# GESTELLTE AUFGABE A
Schreibe den Abschnitt der Zeilen, der mit der ersten Zeile beginnt und mit der Zeile endet, die „y2-tick-label: 60 xyxy=(766,59,779,70)“ enthält, neu und ersetze darin „duty-point“ durch „Betriebspunkt“. Alles andere bleibt unverändert.

Ich werde einfach ein Bitcoin-Punk und schnorre virtuell ein paar Münzen.
[04.05.21 / 01:07] ✎ Ich werde einfach ein Bitcoin-Punk und schnorre virtuell ein paar Münzen. Mir wird nie jemand eine reale Arbeit anbieten, ich bleibe für immer arbeitslos und es widerstrebt mir, meine "Programmierkünste" für Geld anzubieten. Alle Menschen mit Bitcoin sind unermeßlich reich und alle Menschen, die echtes Geld in diese virtuelle Währung tauschen, sind entweder verrückt, unwissend oder voller Hoffnung und Glücksgefühl und danach arm und bankrott. Also warum noch den Gedanken verfolgen, Teile meiner (seit Jahren) in Entwicklung befindlichen Mail-Software (mit Verschlüsselung und allem Drum und Dran) für eventuelles Kryptogeld anzubieten. Meine Software war immer frei und kostenlos und wird immer frei und kostenlos bleiben ... siehe die entsprechenden, im Internet kursierenden Softwarelizenzen / Philosophien mit anarchistischen Zügen.
Vorbereitung ... was ist eine Wallet? Wie funktioniert das mit der Blockchain? Wo kommt das Geld her? (Und wo geht es wieder hin?) Die Szene hat den Ruf einer "Wild-Western-Stadt". So ganz naiv kann ich da nicht herangehen, ich muß mir erst einmal die ganzen Dokumentationen durchlesen ... "Read the fucking manual." Wieviel bin ich bereit in Technik (und Zeit) zu investieren? Reicht die Hardware, die ich schon habe - der Zug mit dem Mining ist schon seit Jahren abgefahren, die Kurse sind geradezu inflationär - lohnt sich das überhaupt noch? Kurz vor dem Krachen. Sofern die ganzen Irren da noch auf den Zug springen, wird schon was gehen. Ich entscheide für mich, die beiden Welten, die mit echter und harter Währung und die mit der virtuellen und spekulativen Währung, niemals zu mischen ... wenn ich jetzt die Euros vom Girokonto in ein paar Goldklumpen tausche, was mache ich dann mit dem Säckchen voller Nuggets an der Drogeriekasse? In dem Moment ist es wertlos.

# EXTRAHIERTE INFORMATIONEN
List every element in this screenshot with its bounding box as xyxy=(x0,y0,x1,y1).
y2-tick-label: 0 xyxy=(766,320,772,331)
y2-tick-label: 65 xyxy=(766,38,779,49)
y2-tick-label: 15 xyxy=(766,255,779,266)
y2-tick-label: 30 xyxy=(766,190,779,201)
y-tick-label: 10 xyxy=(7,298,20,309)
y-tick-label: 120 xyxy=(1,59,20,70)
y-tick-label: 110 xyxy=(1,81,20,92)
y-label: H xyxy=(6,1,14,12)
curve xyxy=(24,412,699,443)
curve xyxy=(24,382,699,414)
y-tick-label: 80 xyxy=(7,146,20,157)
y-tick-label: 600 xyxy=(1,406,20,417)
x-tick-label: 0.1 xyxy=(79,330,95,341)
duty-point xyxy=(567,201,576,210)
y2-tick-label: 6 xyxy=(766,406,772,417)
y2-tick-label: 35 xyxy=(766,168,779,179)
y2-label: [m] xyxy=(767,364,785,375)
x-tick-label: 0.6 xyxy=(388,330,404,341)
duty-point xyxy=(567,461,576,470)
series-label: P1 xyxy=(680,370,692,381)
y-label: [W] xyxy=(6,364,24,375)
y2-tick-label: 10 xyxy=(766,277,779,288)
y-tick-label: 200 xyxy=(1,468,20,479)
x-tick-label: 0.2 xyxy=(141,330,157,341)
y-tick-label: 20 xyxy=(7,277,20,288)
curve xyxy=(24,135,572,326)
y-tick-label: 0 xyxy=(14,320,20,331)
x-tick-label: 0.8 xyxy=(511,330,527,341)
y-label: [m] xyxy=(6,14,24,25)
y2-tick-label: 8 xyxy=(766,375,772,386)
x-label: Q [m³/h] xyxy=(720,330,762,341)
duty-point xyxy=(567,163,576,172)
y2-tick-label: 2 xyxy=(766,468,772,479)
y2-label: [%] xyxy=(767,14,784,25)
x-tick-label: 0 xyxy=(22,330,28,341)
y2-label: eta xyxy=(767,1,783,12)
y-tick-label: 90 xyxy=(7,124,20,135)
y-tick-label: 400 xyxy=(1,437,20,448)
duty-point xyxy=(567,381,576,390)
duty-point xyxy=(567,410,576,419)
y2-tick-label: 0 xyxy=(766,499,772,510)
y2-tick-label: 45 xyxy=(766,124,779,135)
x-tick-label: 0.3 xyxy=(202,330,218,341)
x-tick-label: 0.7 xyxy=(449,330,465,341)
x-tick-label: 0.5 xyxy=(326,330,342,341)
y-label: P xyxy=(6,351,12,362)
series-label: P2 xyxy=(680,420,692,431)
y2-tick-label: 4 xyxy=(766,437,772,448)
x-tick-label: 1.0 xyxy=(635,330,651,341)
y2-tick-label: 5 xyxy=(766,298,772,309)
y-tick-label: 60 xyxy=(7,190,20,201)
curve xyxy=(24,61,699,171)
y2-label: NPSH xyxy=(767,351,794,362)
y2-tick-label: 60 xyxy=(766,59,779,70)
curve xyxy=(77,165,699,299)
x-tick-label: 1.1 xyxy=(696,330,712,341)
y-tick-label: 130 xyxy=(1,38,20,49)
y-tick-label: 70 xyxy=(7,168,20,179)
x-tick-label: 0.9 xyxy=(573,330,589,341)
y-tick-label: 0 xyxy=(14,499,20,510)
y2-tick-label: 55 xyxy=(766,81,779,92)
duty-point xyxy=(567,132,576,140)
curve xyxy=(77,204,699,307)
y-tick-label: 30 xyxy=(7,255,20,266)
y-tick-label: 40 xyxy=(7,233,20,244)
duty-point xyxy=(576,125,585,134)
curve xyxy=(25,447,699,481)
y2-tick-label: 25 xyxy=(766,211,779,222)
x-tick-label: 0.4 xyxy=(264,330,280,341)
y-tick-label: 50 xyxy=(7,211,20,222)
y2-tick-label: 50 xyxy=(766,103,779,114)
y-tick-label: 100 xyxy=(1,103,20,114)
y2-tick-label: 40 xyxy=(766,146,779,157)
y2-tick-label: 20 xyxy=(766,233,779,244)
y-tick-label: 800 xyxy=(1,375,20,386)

# GESTELLTE AUFGABE B
Wie wird die eigene Software im Beitrag über Bitcoin laut Text immer bleiben?

# ERGEBNIS A
List every element in this screenshot with its bounding box as xyxy=(x0,y0,x1,y1).
y2-tick-label: 0 xyxy=(766,320,772,331)
y2-tick-label: 65 xyxy=(766,38,779,49)
y2-tick-label: 15 xyxy=(766,255,779,266)
y2-tick-label: 30 xyxy=(766,190,779,201)
y-tick-label: 10 xyxy=(7,298,20,309)
y-tick-label: 120 xyxy=(1,59,20,70)
y-tick-label: 110 xyxy=(1,81,20,92)
y-label: H xyxy=(6,1,14,12)
curve xyxy=(24,412,699,443)
curve xyxy=(24,382,699,414)
y-tick-label: 80 xyxy=(7,146,20,157)
y-tick-label: 600 xyxy=(1,406,20,417)
x-tick-label: 0.1 xyxy=(79,330,95,341)
Betriebspunkt xyxy=(567,201,576,210)
y2-tick-label: 6 xyxy=(766,406,772,417)
y2-tick-label: 35 xyxy=(766,168,779,179)
y2-label: [m] xyxy=(767,364,785,375)
x-tick-label: 0.6 xyxy=(388,330,404,341)
Betriebspunkt xyxy=(567,461,576,470)
series-label: P1 xyxy=(680,370,692,381)
y-label: [W] xyxy=(6,364,24,375)
y2-tick-label: 10 xyxy=(766,277,779,288)
y-tick-label: 200 xyxy=(1,468,20,479)
x-tick-label: 0.2 xyxy=(141,330,157,341)
y-tick-label: 20 xyxy=(7,277,20,288)
curve xyxy=(24,135,572,326)
y-tick-label: 0 xyxy=(14,320,20,331)
x-tick-label: 0.8 xyxy=(511,330,527,341)
y-label: [m] xyxy=(6,14,24,25)
y2-tick-label: 8 xyxy=(766,375,772,386)
x-label: Q [m³/h] xyxy=(720,330,762,341)
Betriebspunkt xyxy=(567,163,576,172)
y2-tick-label: 2 xyxy=(766,468,772,479)
y2-label: [%] xyxy=(767,14,784,25)
x-tick-label: 0 xyxy=(22,330,28,341)
y2-label: eta xyxy=(767,1,783,12)
y-tick-label: 90 xyxy=(7,124,20,135)
y-tick-label: 400 xyxy=(1,437,20,448)
Betriebspunkt xyxy=(567,381,576,390)
Betriebspunkt xyxy=(567,410,576,419)
y2-tick-label: 0 xyxy=(766,499,772,510)
y2-tick-label: 45 xyxy=(766,124,779,135)
x-tick-label: 0.3 xyxy=(202,330,218,341)
x-tick-label: 0.7 xyxy=(449,330,465,341)
x-tick-label: 0.5 xyxy=(326,330,342,341)
y-label: P xyxy=(6,351,12,362)
series-label: P2 xyxy=(680,420,692,431)
y2-tick-label: 4 xyxy=(766,437,772,448)
x-tick-label: 1.0 xyxy=(635,330,651,341)
y2-tick-label: 5 xyxy=(766,298,772,309)
y-tick-label: 60 xyxy=(7,190,20,201)
curve xyxy=(24,61,699,171)
y2-label: NPSH xyxy=(767,351,794,362)
y2-tick-label: 60 xyxy=(766,59,779,70)

# ERGEBNIS B
Frei und kostenlos.